Stored entries
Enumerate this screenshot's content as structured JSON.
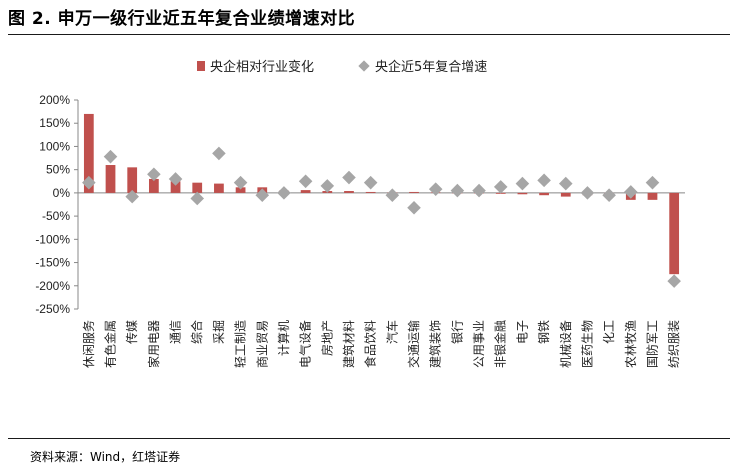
{
  "title": "图 2. 申万一级行业近五年复合业绩增速对比",
  "source": "资料来源：Wind，红塔证券",
  "colors": {
    "bar": "#C0504D",
    "marker": "#A6A6A6",
    "axis": "#888888"
  },
  "chart_data": {
    "type": "bar",
    "title": "",
    "xlabel": "",
    "ylabel": "",
    "ylim": [
      -250,
      200
    ],
    "yticks": [
      "200%",
      "150%",
      "100%",
      "50%",
      "0%",
      "-50%",
      "-100%",
      "-150%",
      "-200%",
      "-250%"
    ],
    "ytick_values": [
      200,
      150,
      100,
      50,
      0,
      -50,
      -100,
      -150,
      -200,
      -250
    ],
    "legend_position": "top",
    "grid": false,
    "categories": [
      "休闲服务",
      "有色金属",
      "传媒",
      "家用电器",
      "通信",
      "综合",
      "采掘",
      "轻工制造",
      "商业贸易",
      "计算机",
      "电气设备",
      "房地产",
      "建筑材料",
      "食品饮料",
      "汽车",
      "交通运输",
      "建筑装饰",
      "银行",
      "公用事业",
      "非银金融",
      "电子",
      "钢铁",
      "机械设备",
      "医药生物",
      "化工",
      "农林牧渔",
      "国防军工",
      "纺织服装"
    ],
    "series": [
      {
        "name": "央企相对行业变化",
        "kind": "bar",
        "values": [
          170,
          60,
          55,
          30,
          25,
          22,
          20,
          12,
          12,
          5,
          6,
          4,
          4,
          2,
          1,
          2,
          1,
          0,
          0,
          -2,
          -3,
          -5,
          -8,
          -5,
          -5,
          -15,
          -15,
          -175
        ]
      },
      {
        "name": "央企近5年复合增速",
        "kind": "marker",
        "values": [
          22,
          78,
          -8,
          40,
          30,
          -12,
          85,
          22,
          -5,
          0,
          25,
          15,
          33,
          22,
          -5,
          -32,
          8,
          5,
          5,
          13,
          20,
          27,
          20,
          0,
          -5,
          2,
          22,
          -190
        ]
      }
    ]
  }
}
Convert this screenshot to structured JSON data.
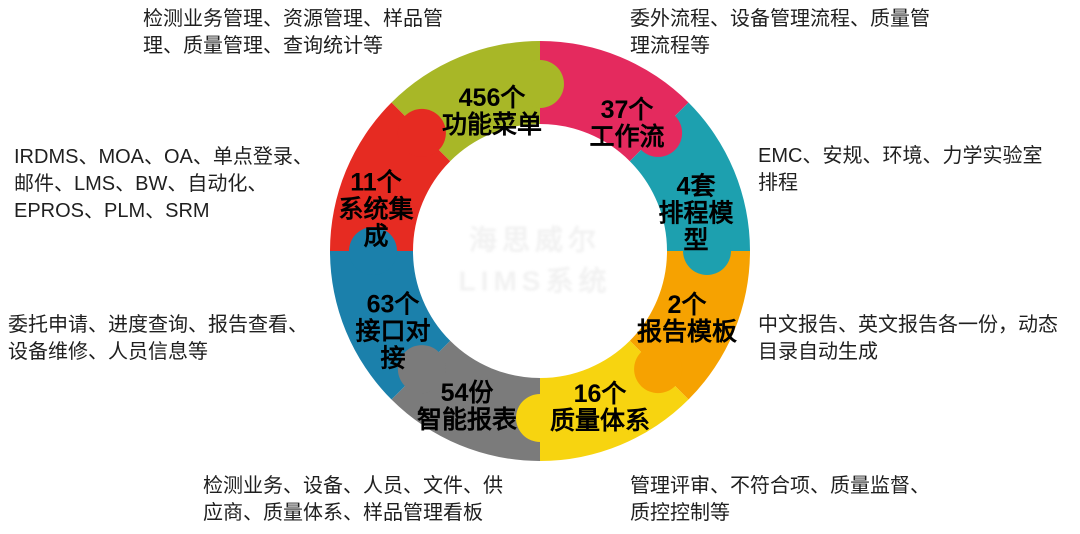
{
  "diagram": {
    "center_watermark": {
      "line1": "海思威尔",
      "line2": "LIMS系统"
    },
    "segments": [
      {
        "id": "function-menu",
        "label": "456个\n功能菜单",
        "color": "#a8b727",
        "annotation": "检测业务管理、资源管理、样品管\n理、质量管理、查询统计等"
      },
      {
        "id": "workflow",
        "label": "37个\n工作流",
        "color": "#e42a5e",
        "annotation": "委外流程、设备管理流程、质量管\n理流程等"
      },
      {
        "id": "scheduling-model",
        "label": "4套\n排程模\n型",
        "color": "#1da0af",
        "annotation": "EMC、安规、环境、力学实验室\n排程"
      },
      {
        "id": "report-template",
        "label": "2个\n报告模板",
        "color": "#f6a201",
        "annotation": "中文报告、英文报告各一份，动态\n目录自动生成"
      },
      {
        "id": "quality-system",
        "label": "16个\n质量体系",
        "color": "#f7d410",
        "annotation": "管理评审、不符合项、质量监督、\n质控控制等"
      },
      {
        "id": "smart-report",
        "label": "54份\n智能报表",
        "color": "#7b7b7b",
        "annotation": "检测业务、设备、人员、文件、供\n应商、质量体系、样品管理看板"
      },
      {
        "id": "interface-docking",
        "label": "63个\n接口对\n接",
        "color": "#1b80ab",
        "annotation": "委托申请、进度查询、报告查看、\n设备维修、人员信息等"
      },
      {
        "id": "system-integration",
        "label": "11个\n系统集\n成",
        "color": "#e62b22",
        "annotation": "IRDMS、MOA、OA、单点登录、\n邮件、LMS、BW、自动化、\nEPROS、PLM、SRM"
      }
    ]
  },
  "chart_data": {
    "type": "pie",
    "title": "",
    "categories": [
      "功能菜单",
      "工作流",
      "排程模型",
      "报告模板",
      "质量体系",
      "智能报表",
      "接口对接",
      "系统集成"
    ],
    "values": [
      456,
      37,
      4,
      2,
      16,
      54,
      63,
      11
    ],
    "units": [
      "个",
      "个",
      "套",
      "个",
      "个",
      "份",
      "个",
      "个"
    ],
    "colors": [
      "#a8b727",
      "#e42a5e",
      "#1da0af",
      "#f6a201",
      "#f7d410",
      "#7b7b7b",
      "#1b80ab",
      "#e62b22"
    ],
    "legend_position": "none",
    "note": "8 equal 45-degree puzzle-piece ring segments; numbers are labels, not slice angles"
  }
}
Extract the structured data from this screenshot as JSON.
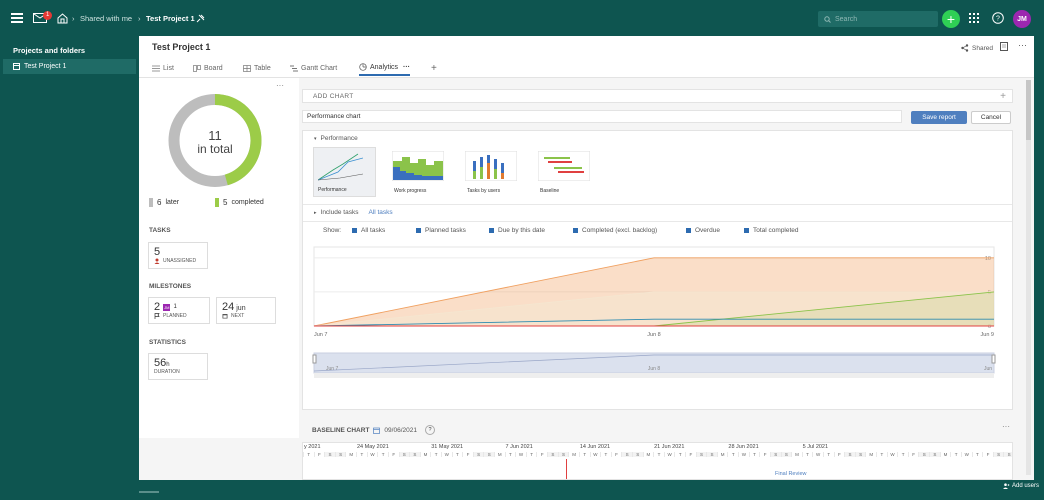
{
  "topbar": {
    "mail_badge": "1",
    "breadcrumb_shared": "Shared with me",
    "breadcrumb_project": "Test Project 1",
    "search_placeholder": "Search",
    "user_initials": "JM"
  },
  "sidebar": {
    "title": "Projects and folders",
    "items": [
      {
        "label": "Test Project 1"
      }
    ]
  },
  "project": {
    "title": "Test Project 1",
    "shared_label": "Shared",
    "tabs": [
      "List",
      "Board",
      "Table",
      "Gantt Chart",
      "Analytics"
    ]
  },
  "summary": {
    "total": "11",
    "total_label": "in total",
    "later_count": "6",
    "later_label": "later",
    "completed_count": "5",
    "completed_label": "completed",
    "tasks_heading": "TASKS",
    "unassigned_count": "5",
    "unassigned_label": "UNASSIGNED",
    "milestones_heading": "MILESTONES",
    "planned_count": "2",
    "planned_avatar": "JM",
    "planned_avatar_count": "1",
    "planned_label": "PLANNED",
    "next_day": "24",
    "next_month": "jun",
    "next_label": "NEXT",
    "statistics_heading": "STATISTICS",
    "duration_value": "56",
    "duration_unit": "h",
    "duration_label": "DURATION",
    "colors": {
      "later": "#bdbdbd",
      "completed": "#9ccc48"
    }
  },
  "analytics": {
    "add_chart_label": "ADD CHART",
    "chart_name_value": "Performance chart",
    "save_label": "Save report",
    "cancel_label": "Cancel",
    "performance_label": "Performance",
    "chart_types": [
      "Performance",
      "Work progress",
      "Tasks by users",
      "Baseline"
    ],
    "include_tasks_label": "Include tasks",
    "all_tasks_label": "All tasks",
    "show_label": "Show:",
    "show_options": [
      "All tasks",
      "Planned tasks",
      "Due by this date",
      "Completed (excl. backlog)",
      "Overdue",
      "Total completed"
    ]
  },
  "chart_data": {
    "type": "area",
    "x": [
      "Jun 7",
      "Jun 8",
      "Jun 9"
    ],
    "y_ticks": [
      "10",
      "5",
      "0"
    ],
    "ylim": [
      0,
      11
    ],
    "series": [
      {
        "values": [
          0,
          10,
          10
        ],
        "color": "#f0a060"
      },
      {
        "values": [
          0,
          5,
          5
        ],
        "color": "#f5e6d0"
      },
      {
        "values": [
          0,
          0,
          5
        ],
        "color": "#8bc34a"
      },
      {
        "values": [
          0,
          1,
          1
        ],
        "color": "#2d8bb0"
      },
      {
        "values": [
          0,
          0,
          0
        ],
        "color": "#e04040"
      }
    ],
    "navigator_labels": [
      "Jun 7",
      "Jun 8",
      "Jun"
    ]
  },
  "baseline": {
    "title": "BASELINE CHART",
    "date": "09/06/2021",
    "help": "?",
    "weeks": [
      "y 2021",
      "24 May 2021",
      "31 May 2021",
      "7 Jun 2021",
      "14 Jun 2021",
      "21 Jun 2021",
      "28 Jun 2021",
      "5 Jul 2021"
    ],
    "day_letters": [
      "T",
      "F",
      "S",
      "S",
      "M",
      "T",
      "W",
      "T",
      "F",
      "S",
      "S",
      "M",
      "T",
      "W",
      "T",
      "F",
      "S",
      "S",
      "M",
      "T",
      "W",
      "T",
      "F",
      "S",
      "S",
      "M",
      "T",
      "W",
      "T",
      "F",
      "S",
      "S",
      "M",
      "T",
      "W",
      "T",
      "F",
      "S",
      "S",
      "M",
      "T",
      "W",
      "T",
      "F",
      "S",
      "S",
      "M",
      "T",
      "W",
      "T",
      "F",
      "S",
      "S",
      "M",
      "T",
      "W",
      "T",
      "F",
      "S",
      "S",
      "M",
      "T",
      "W",
      "T",
      "F",
      "S",
      "S"
    ],
    "final_review": "Final Review"
  },
  "footer": {
    "add_users": "Add users"
  }
}
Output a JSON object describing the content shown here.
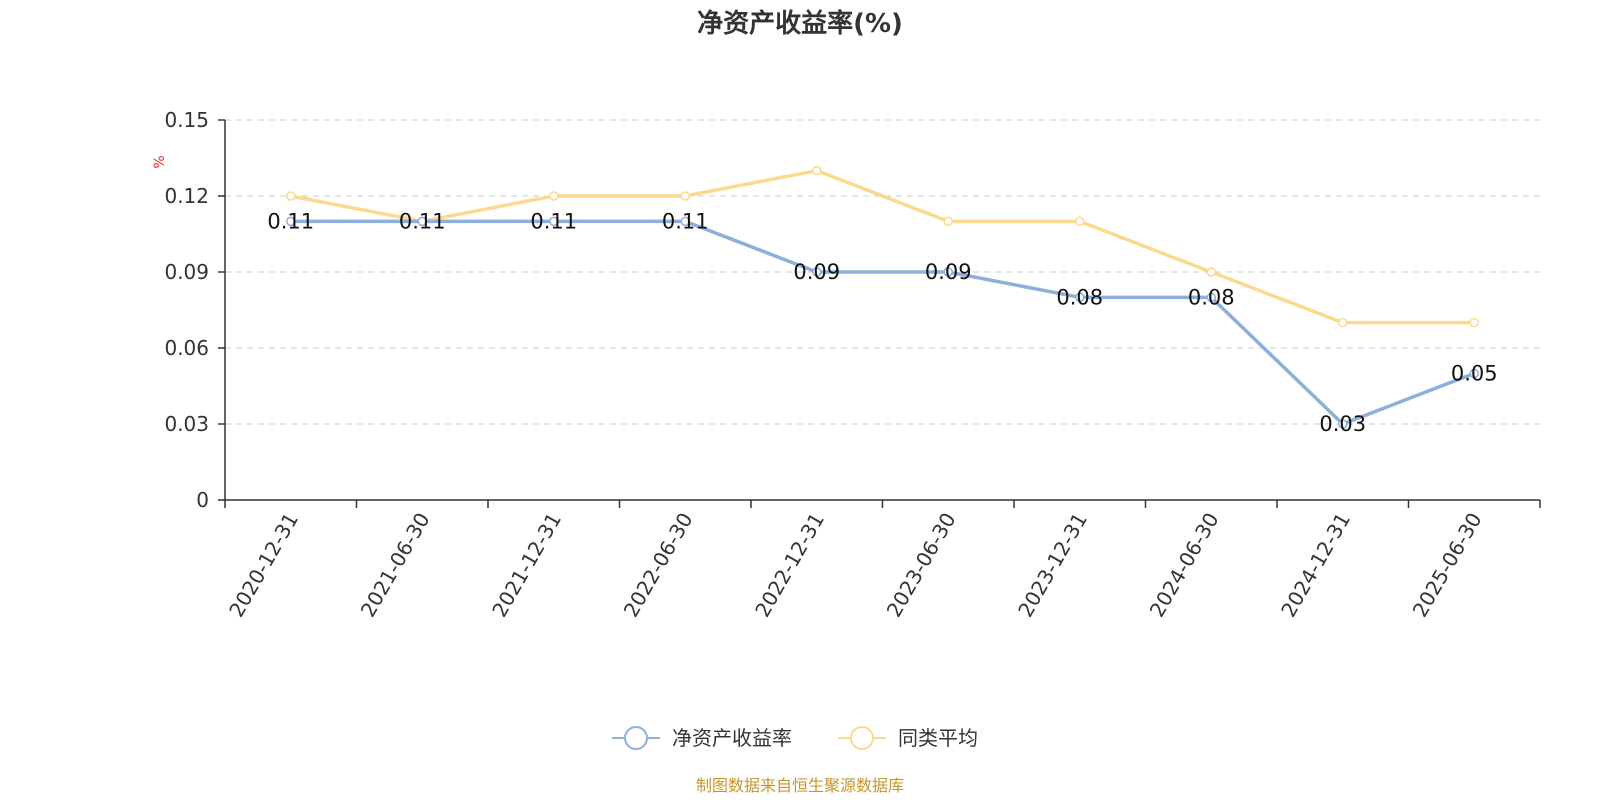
{
  "chart_data": {
    "type": "line",
    "title": "净资产收益率(%)",
    "ylabel": "%",
    "xlabel": "",
    "categories": [
      "2020-12-31",
      "2021-06-30",
      "2021-12-31",
      "2022-06-30",
      "2022-12-31",
      "2023-06-30",
      "2023-12-31",
      "2024-06-30",
      "2024-12-31",
      "2025-06-30"
    ],
    "ylim": [
      0,
      0.15
    ],
    "yticks": [
      "0",
      "0.03",
      "0.06",
      "0.09",
      "0.12",
      "0.15"
    ],
    "grid": true,
    "legend_position": "bottom",
    "series": [
      {
        "name": "净资产收益率",
        "color": "#8eaedb",
        "show_labels": true,
        "values": [
          0.11,
          0.11,
          0.11,
          0.11,
          0.09,
          0.09,
          0.08,
          0.08,
          0.03,
          0.05
        ],
        "labels": [
          "0.11",
          "0.11",
          "0.11",
          "0.11",
          "0.09",
          "0.09",
          "0.08",
          "0.08",
          "0.03",
          "0.05"
        ]
      },
      {
        "name": "同类平均",
        "color": "#fbd98e",
        "show_labels": false,
        "values": [
          0.12,
          0.11,
          0.12,
          0.12,
          0.13,
          0.11,
          0.11,
          0.09,
          0.07,
          0.07
        ]
      }
    ]
  },
  "source_note": "制图数据来自恒生聚源数据库"
}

SHORT PROBLEM
Above are the records. Copy every line in them holding "content".

SOLUTION FOR THIS EXERCISE
Enumerate this screenshot's content as structured JSON.
Output a JSON object describing the content shown here.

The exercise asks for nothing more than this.